— Extract provided —
Endius

Endius (gr.Ἔνδιος, Endios) of Sparta, son of Alcibiades, member of a family whose connexion with that of the Athenian Alcibiades had in a previous generation introduced into the latter this Lacedaemonian name. It is he apparently who was one of the three ambassadors sent by Sparta in 420 BC to dissuade Athens from the Argive alliance. They were chosen, says Thucydides, from the belief of their being acceptable to the Athenians, and possibly in particular with a view to conciliate his guest, Alcibiades, who probably made use of this very advantage in effecting the deception by which he defeated their purpose. He was elected ephor in the autumn of 413, the time of the Athenian disaster at Syracuse, and through him Alcibiades, now in inflicted on his country the severe blow of bringing the Lacedaemonians to the coast of Ionia, which otherwise would at any rate have been postphoned. Hs influence decided the government to lend its first succour to Chios; and when the blockade of their ships in Peiraeus seemed likely to put a stop to all operations, he again persuaded Endius and his colleagues to make the attempt. Thucydides says, that Alcibiades was his patrikos es ta malista xenos; so that probably it was with him that Alcibiades resided during his stay at Sparta. (Thuc. v. 44, viii. 6, 12.) To these facts we may venture to add from Diodorus (xiii. 52, 53) the further statement, that after the defeat at Cyzicus, 410 BC, he was sent from Sparta at the head of an embassy to Athens with proposals for peace of the fairest character, which were, however, through the influence of the presumptuous demagogue Gleophon, rejected. Endius, as the friend of Alcibiades, the victor of Cyzicus, would naturally be selected; and the account of Diodorus, with the exception of course of the oration he writes for Endius, may, notwithstanding the silence of Xenophon, be received as true in the main.

— Material provided —
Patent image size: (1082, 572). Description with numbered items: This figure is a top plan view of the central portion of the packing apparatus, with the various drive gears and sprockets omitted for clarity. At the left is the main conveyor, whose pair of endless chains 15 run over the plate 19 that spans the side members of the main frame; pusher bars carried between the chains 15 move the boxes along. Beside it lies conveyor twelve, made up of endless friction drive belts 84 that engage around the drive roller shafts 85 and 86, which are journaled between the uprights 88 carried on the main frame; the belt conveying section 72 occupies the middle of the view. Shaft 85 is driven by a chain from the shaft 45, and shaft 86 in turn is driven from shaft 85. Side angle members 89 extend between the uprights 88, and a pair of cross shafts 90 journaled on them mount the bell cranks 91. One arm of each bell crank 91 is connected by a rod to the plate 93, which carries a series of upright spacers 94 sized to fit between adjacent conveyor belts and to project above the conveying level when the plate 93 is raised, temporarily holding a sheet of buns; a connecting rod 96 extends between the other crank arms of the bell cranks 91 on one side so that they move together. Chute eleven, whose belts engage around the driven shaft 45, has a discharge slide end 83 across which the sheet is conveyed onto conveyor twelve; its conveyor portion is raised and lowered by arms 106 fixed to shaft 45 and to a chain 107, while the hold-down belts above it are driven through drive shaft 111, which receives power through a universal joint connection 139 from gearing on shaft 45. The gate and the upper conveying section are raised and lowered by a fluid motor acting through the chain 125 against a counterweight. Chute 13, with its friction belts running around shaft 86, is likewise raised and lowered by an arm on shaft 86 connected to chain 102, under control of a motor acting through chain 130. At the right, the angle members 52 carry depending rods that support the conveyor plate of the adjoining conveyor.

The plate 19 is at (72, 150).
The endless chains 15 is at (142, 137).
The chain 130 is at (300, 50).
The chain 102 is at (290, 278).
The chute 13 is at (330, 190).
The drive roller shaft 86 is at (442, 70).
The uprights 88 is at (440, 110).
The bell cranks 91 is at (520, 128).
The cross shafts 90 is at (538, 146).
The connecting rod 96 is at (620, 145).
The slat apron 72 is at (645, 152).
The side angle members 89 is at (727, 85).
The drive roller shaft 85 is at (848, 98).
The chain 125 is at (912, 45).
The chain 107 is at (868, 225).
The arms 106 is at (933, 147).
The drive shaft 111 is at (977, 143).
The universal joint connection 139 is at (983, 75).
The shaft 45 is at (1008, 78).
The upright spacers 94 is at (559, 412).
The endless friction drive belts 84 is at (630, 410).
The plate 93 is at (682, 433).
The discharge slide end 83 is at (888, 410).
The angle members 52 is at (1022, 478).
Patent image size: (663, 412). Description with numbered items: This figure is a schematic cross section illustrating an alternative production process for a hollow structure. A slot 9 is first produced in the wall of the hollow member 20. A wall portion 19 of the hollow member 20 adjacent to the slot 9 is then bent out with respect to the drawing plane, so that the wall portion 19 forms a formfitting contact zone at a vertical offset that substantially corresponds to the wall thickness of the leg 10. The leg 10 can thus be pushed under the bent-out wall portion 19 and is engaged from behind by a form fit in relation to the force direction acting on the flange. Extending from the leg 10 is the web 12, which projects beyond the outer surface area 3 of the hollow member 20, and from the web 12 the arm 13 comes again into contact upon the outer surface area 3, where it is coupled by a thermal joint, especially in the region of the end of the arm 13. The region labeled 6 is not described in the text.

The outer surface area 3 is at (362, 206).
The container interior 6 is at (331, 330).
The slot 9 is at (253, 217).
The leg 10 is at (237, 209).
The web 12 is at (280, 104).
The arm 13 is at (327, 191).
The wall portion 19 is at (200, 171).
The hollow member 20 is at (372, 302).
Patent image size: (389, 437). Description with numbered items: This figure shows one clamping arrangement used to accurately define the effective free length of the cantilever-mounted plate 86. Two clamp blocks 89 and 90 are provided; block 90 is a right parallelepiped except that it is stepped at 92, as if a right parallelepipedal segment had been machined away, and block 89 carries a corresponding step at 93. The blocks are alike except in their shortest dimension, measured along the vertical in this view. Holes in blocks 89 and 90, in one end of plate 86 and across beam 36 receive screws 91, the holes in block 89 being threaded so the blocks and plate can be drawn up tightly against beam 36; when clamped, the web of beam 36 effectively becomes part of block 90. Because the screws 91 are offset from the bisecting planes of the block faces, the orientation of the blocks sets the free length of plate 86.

— Parts of the exercise —
A) Answer each question from the article on Endius:
(i) In what year did Sparta send the three ambassadors to dissuade Athens from the Argive alliance?
(ii) When was Endius elected ephor?
(iii) According to Diodorus, after which defeat was Endius sent to Athens with proposals for peace?
B) According to the article on Endius, why would Endius naturally be chosen to lead the embassy to Athens after Cyzicus?
The entries play no part in the tasks and can be left aside.

— Task-by-task outputs —
A)
(i) 420 BC
(ii) In the autumn of 413
(iii) The defeat at Cyzicus, 410 BC

B) Endius was the friend of Alcibiades, and Alcibiades was the victor of Cyzicus. That friendship made Endius a natural choice to head the embassy.